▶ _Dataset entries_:

[start]

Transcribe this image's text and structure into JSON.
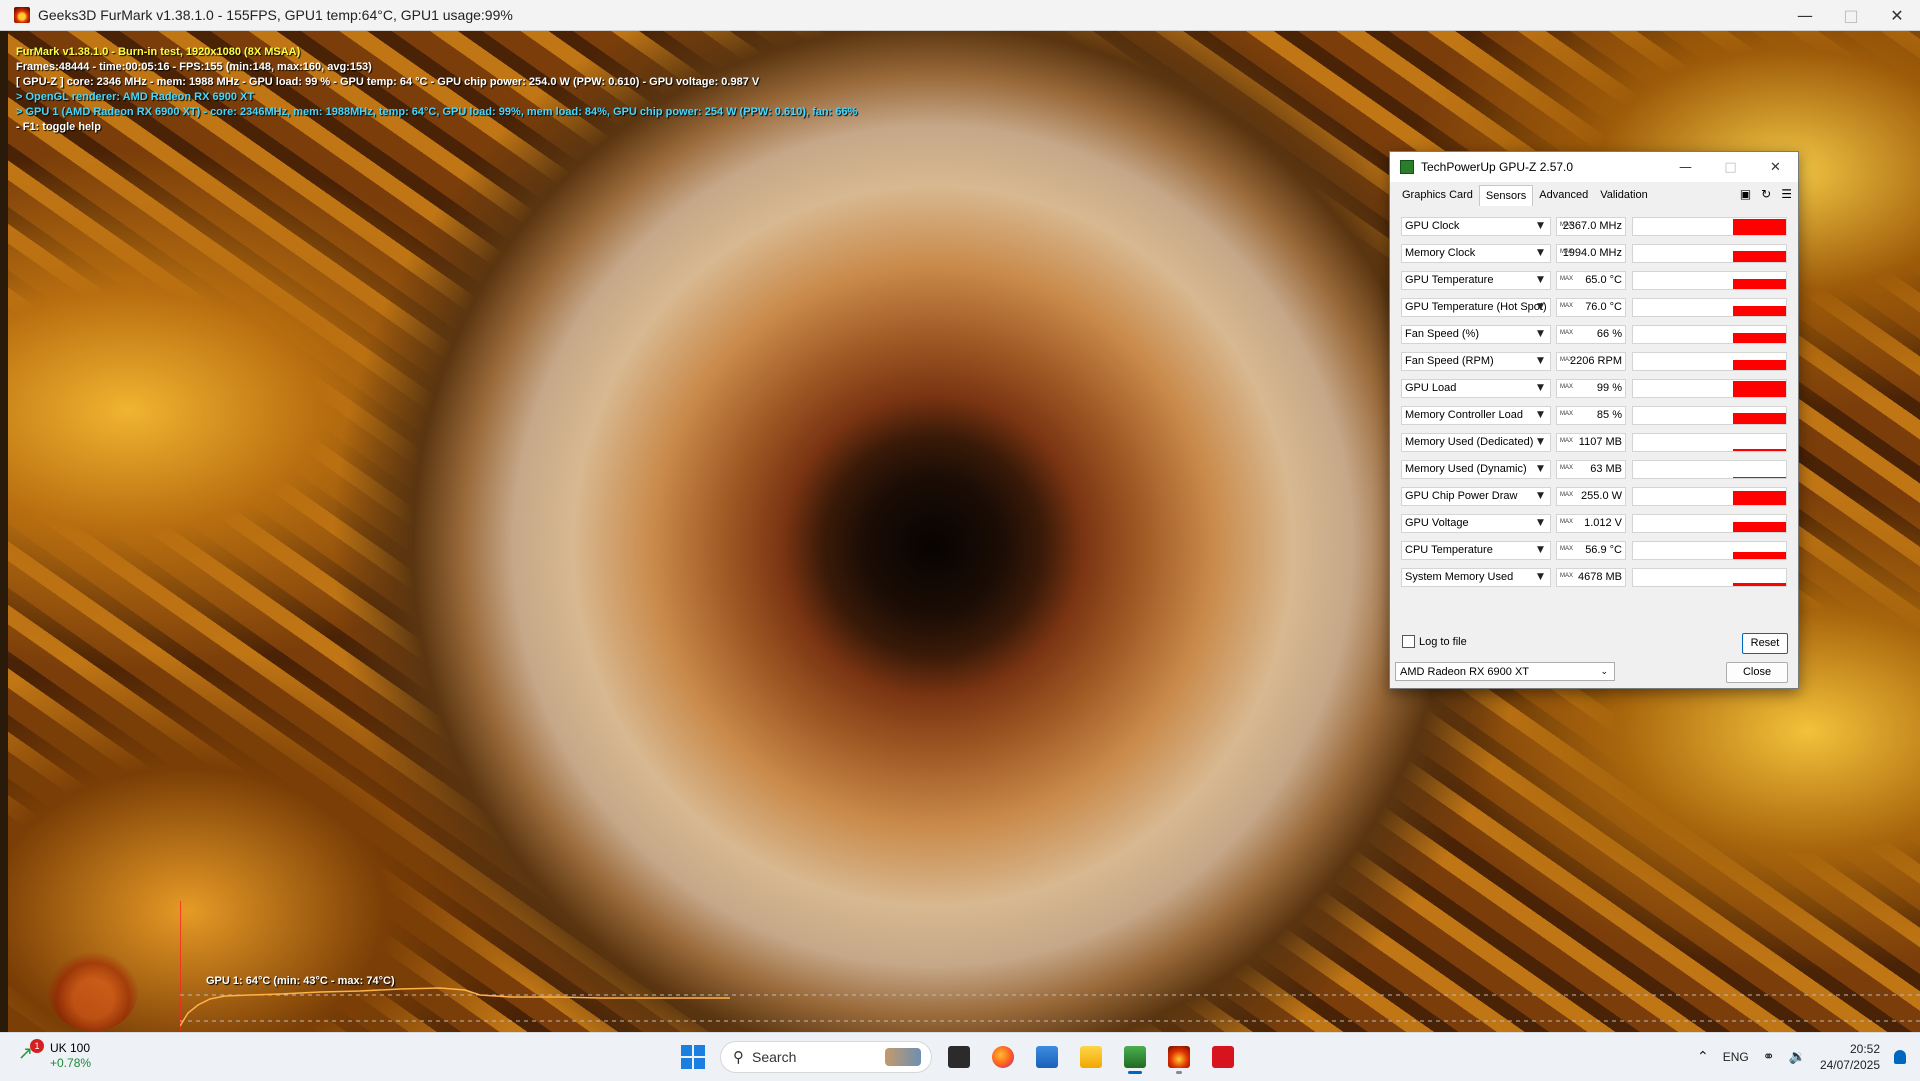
{
  "furmark": {
    "title": "Geeks3D FurMark v1.38.1.0 - 155FPS, GPU1 temp:64°C, GPU1 usage:99%",
    "osd": [
      {
        "text": "FurMark v1.38.1.0 - Burn-in test, 1920x1080 (8X MSAA)",
        "color": "yellow"
      },
      {
        "text": "Frames:48444 - time:00:05:16 - FPS:155 (min:148, max:160, avg:153)",
        "color": "white"
      },
      {
        "text": "[ GPU-Z ] core: 2346 MHz - mem: 1988 MHz - GPU load: 99 % - GPU temp: 64 °C - GPU chip power: 254.0 W (PPW: 0.610) - GPU voltage: 0.987 V",
        "color": "white"
      },
      {
        "text": "> OpenGL renderer: AMD Radeon RX 6900 XT",
        "color": "cyan"
      },
      {
        "text": "> GPU 1 (AMD Radeon RX 6900 XT) - core: 2346MHz, mem: 1988MHz, temp: 64°C, GPU load: 99%, mem load: 84%, GPU chip power: 254 W (PPW: 0.610), fan: 66%",
        "color": "cyan"
      },
      {
        "text": "- F1: toggle help",
        "color": "white"
      }
    ],
    "temp_graph_label": "GPU 1: 64°C (min: 43°C - max: 74°C)"
  },
  "gpuz": {
    "title": "TechPowerUp GPU-Z 2.57.0",
    "tabs": [
      "Graphics Card",
      "Sensors",
      "Advanced",
      "Validation"
    ],
    "active_tab": "Sensors",
    "sensors": [
      {
        "name": "GPU Clock",
        "value": "2367.0 MHz",
        "level": 0.85
      },
      {
        "name": "Memory Clock",
        "value": "1994.0 MHz",
        "level": 0.6
      },
      {
        "name": "GPU Temperature",
        "value": "65.0 °C",
        "level": 0.5
      },
      {
        "name": "GPU Temperature (Hot Spot)",
        "value": "76.0 °C",
        "level": 0.55
      },
      {
        "name": "Fan Speed (%)",
        "value": "66 %",
        "level": 0.5
      },
      {
        "name": "Fan Speed (RPM)",
        "value": "2206 RPM",
        "level": 0.55
      },
      {
        "name": "GPU Load",
        "value": "99 %",
        "level": 0.85
      },
      {
        "name": "Memory Controller Load",
        "value": "85 %",
        "level": 0.6
      },
      {
        "name": "Memory Used (Dedicated)",
        "value": "1107 MB",
        "level": 0.08
      },
      {
        "name": "Memory Used (Dynamic)",
        "value": "63 MB",
        "level": 0.0
      },
      {
        "name": "GPU Chip Power Draw",
        "value": "255.0 W",
        "level": 0.75
      },
      {
        "name": "GPU Voltage",
        "value": "1.012 V",
        "level": 0.5
      },
      {
        "name": "CPU Temperature",
        "value": "56.9 °C",
        "level": 0.35
      },
      {
        "name": "System Memory Used",
        "value": "4678 MB",
        "level": 0.15
      }
    ],
    "max_tag": "MAX",
    "log_label": "Log to file",
    "reset_label": "Reset",
    "close_label": "Close",
    "gpu_selected": "AMD Radeon RX 6900 XT",
    "fill_color": "#ff0000"
  },
  "taskbar": {
    "widget_title": "UK 100",
    "widget_change": "+0.78%",
    "widget_badge": "1",
    "search_placeholder": "Search",
    "apps": [
      "start",
      "search",
      "file-explorer-dark",
      "firefox",
      "microsoft-store",
      "file-explorer",
      "gpu-z",
      "furmark",
      "amd-software"
    ],
    "language": "ENG",
    "time": "20:52",
    "date": "24/07/2025"
  }
}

[end]

▶ _Stated exercise_:
Check every line of the listing for the string "text" and report how many lines have it, as a number alone.

▶ _Answer to the exercise_:
7